Copy out all lines that carry the word "JSON".

Some records
......
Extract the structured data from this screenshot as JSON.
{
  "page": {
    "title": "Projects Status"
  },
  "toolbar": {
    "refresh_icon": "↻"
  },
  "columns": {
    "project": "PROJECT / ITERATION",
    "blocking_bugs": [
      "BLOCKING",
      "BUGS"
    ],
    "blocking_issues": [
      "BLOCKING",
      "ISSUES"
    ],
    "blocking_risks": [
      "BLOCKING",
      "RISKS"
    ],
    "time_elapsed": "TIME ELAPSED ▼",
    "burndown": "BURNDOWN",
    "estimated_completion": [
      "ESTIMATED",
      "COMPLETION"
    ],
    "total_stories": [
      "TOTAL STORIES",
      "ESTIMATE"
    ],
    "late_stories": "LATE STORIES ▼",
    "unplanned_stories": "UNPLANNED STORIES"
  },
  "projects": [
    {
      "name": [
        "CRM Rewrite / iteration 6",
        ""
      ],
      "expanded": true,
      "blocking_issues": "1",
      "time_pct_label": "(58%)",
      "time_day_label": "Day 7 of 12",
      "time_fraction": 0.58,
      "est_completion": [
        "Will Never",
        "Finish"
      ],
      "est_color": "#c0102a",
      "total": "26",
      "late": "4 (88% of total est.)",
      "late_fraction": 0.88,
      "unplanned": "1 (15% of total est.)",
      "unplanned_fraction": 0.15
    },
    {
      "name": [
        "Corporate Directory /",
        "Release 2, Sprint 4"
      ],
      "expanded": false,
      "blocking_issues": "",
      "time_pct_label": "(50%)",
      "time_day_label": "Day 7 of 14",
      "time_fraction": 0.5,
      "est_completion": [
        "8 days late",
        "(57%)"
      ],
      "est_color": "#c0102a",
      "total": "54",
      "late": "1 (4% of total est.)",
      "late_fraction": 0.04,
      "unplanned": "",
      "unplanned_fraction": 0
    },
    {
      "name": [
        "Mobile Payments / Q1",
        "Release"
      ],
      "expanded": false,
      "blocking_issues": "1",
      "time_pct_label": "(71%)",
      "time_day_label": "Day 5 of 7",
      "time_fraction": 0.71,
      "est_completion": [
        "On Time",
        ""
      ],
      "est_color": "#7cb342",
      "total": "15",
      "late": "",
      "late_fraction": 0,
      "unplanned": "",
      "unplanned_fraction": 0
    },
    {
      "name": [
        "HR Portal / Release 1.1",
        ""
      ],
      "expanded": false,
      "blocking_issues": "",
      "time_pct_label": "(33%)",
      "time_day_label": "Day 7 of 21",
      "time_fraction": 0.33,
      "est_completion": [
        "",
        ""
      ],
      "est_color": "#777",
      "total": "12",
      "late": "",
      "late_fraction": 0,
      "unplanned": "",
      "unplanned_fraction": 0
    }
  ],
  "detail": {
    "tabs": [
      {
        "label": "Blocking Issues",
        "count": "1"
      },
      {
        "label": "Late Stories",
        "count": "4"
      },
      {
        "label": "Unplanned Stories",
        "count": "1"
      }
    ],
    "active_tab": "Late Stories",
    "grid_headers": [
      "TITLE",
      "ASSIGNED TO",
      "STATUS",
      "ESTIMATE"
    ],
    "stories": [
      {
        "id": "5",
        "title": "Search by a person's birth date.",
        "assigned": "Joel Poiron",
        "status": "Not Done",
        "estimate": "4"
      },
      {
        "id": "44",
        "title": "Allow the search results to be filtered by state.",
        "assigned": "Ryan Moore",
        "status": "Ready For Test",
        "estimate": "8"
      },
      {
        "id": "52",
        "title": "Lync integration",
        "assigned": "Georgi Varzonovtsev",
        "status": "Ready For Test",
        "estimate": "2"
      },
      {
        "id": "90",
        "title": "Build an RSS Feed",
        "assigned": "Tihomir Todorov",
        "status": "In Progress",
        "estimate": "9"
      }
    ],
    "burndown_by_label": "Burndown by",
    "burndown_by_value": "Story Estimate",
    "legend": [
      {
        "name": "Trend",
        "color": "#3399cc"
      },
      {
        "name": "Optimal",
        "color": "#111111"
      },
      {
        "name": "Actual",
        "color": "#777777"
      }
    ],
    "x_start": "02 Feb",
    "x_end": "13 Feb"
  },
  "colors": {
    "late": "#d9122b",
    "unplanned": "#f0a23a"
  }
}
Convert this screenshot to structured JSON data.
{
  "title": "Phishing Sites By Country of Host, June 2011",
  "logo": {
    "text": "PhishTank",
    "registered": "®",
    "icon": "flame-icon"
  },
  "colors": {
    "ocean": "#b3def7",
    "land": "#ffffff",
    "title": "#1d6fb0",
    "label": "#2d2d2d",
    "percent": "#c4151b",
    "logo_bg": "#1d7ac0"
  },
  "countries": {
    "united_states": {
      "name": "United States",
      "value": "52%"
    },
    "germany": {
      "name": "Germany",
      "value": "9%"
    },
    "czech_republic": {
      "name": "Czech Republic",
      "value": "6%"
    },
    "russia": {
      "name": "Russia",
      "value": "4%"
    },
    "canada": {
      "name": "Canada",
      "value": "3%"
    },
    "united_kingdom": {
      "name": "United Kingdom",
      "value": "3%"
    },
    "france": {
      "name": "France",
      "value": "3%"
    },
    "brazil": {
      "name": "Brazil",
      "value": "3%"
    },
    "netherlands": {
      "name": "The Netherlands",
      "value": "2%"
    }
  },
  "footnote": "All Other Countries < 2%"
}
......
> [THE REPLY]:
Extract the structured data from this screenshot as JSON.
Convert this screenshot to structured JSON data.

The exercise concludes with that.